▶ **REQUEST**
Without the pictures, copy the entries below word for word.

□ □ □ □ □ □ □

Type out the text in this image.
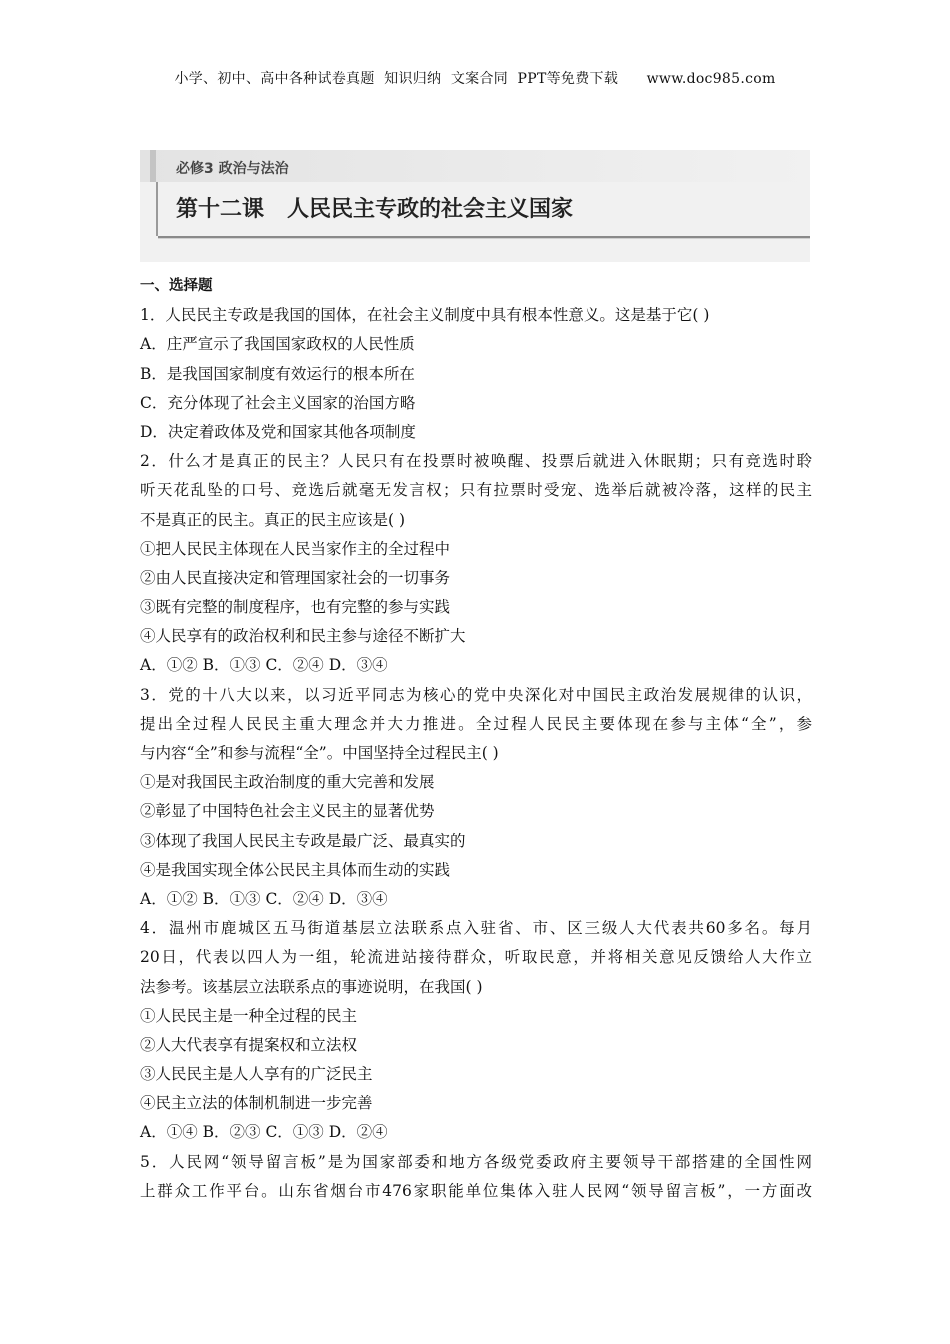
小学、初中、高中各种试卷真题  知识归纳  文案合同  PPT等免费下载      www.doc985.com
必修3 政治与法治
第十二课   人民民主专政的社会主义国家
一、选择题
1．人民民主专政是我国的国体，在社会主义制度中具有根本性意义。这是基于它( )
A．庄严宣示了我国国家政权的人民性质
B．是我国国家制度有效运行的根本所在
C．充分体现了社会主义国家的治国方略
D．决定着政体及党和国家其他各项制度
2．什么才是真正的民主？人民只有在投票时被唤醒、投票后就进入休眠期；只有竞选时聆
听天花乱坠的口号、竞选后就毫无发言权；只有拉票时受宠、选举后就被冷落，这样的民主
不是真正的民主。真正的民主应该是( )
①把人民民主体现在人民当家作主的全过程中
②由人民直接决定和管理国家社会的一切事务
③既有完整的制度程序，也有完整的参与实践
④人民享有的政治权利和民主参与途径不断扩大
A．①② B．①③ C．②④ D．③④
3．党的十八大以来，以习近平同志为核心的党中央深化对中国民主政治发展规律的认识，
提出全过程人民民主重大理念并大力推进。全过程人民民主要体现在参与主体“全”，参
与内容“全”和参与流程“全”。中国坚持全过程民主( )
①是对我国民主政治制度的重大完善和发展
②彰显了中国特色社会主义民主的显著优势
③体现了我国人民民主专政是最广泛、最真实的
④是我国实现全体公民民主具体而生动的实践
A．①② B．①③ C．②④ D．③④
4．温州市鹿城区五马街道基层立法联系点入驻省、市、区三级人大代表共60多名。每月
20日，代表以四人为一组，轮流进站接待群众，听取民意，并将相关意见反馈给人大作立
法参考。该基层立法联系点的事迹说明，在我国( )
①人民民主是一种全过程的民主
②人大代表享有提案权和立法权
③人民民主是人人享有的广泛民主
④民主立法的体制机制进一步完善
A．①④ B．②③ C．①③ D．②④
5．人民网“领导留言板”是为国家部委和地方各级党委政府主要领导干部搭建的全国性网
上群众工作平台。山东省烟台市476家职能单位集体入驻人民网“领导留言板”，一方面改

□ □ □ □ □ □ □

▶ **CORRECT RESPONSE**
Type out the text in this image.
小学、初中、高中各种试卷真题  知识归纳  文案合同  PPT等免费下载      www.doc985.com
必修3 政治与法治
第十二课   人民民主专政的社会主义国家
一、选择题
1．人民民主专政是我国的国体，在社会主义制度中具有根本性意义。这是基于它( )
A．庄严宣示了我国国家政权的人民性质
B．是我国国家制度有效运行的根本所在
C．充分体现了社会主义国家的治国方略
D．决定着政体及党和国家其他各项制度
2．什么才是真正的民主？人民只有在投票时被唤醒、投票后就进入休眠期；只有竞选时聆
听天花乱坠的口号、竞选后就毫无发言权；只有拉票时受宠、选举后就被冷落，这样的民主
不是真正的民主。真正的民主应该是( )
①把人民民主体现在人民当家作主的全过程中
②由人民直接决定和管理国家社会的一切事务
③既有完整的制度程序，也有完整的参与实践
④人民享有的政治权利和民主参与途径不断扩大
A．①② B．①③ C．②④ D．③④
3．党的十八大以来，以习近平同志为核心的党中央深化对中国民主政治发展规律的认识，
提出全过程人民民主重大理念并大力推进。全过程人民民主要体现在参与主体“全”，参
与内容“全”和参与流程“全”。中国坚持全过程民主( )
①是对我国民主政治制度的重大完善和发展
②彰显了中国特色社会主义民主的显著优势
③体现了我国人民民主专政是最广泛、最真实的
④是我国实现全体公民民主具体而生动的实践
A．①② B．①③ C．②④ D．③④
4．温州市鹿城区五马街道基层立法联系点入驻省、市、区三级人大代表共60多名。每月
20日，代表以四人为一组，轮流进站接待群众，听取民意，并将相关意见反馈给人大作立
法参考。该基层立法联系点的事迹说明，在我国( )
①人民民主是一种全过程的民主
②人大代表享有提案权和立法权
③人民民主是人人享有的广泛民主
④民主立法的体制机制进一步完善
A．①④ B．②③ C．①③ D．②④
5．人民网“领导留言板”是为国家部委和地方各级党委政府主要领导干部搭建的全国性网
上群众工作平台。山东省烟台市476家职能单位集体入驻人民网“领导留言板”，一方面改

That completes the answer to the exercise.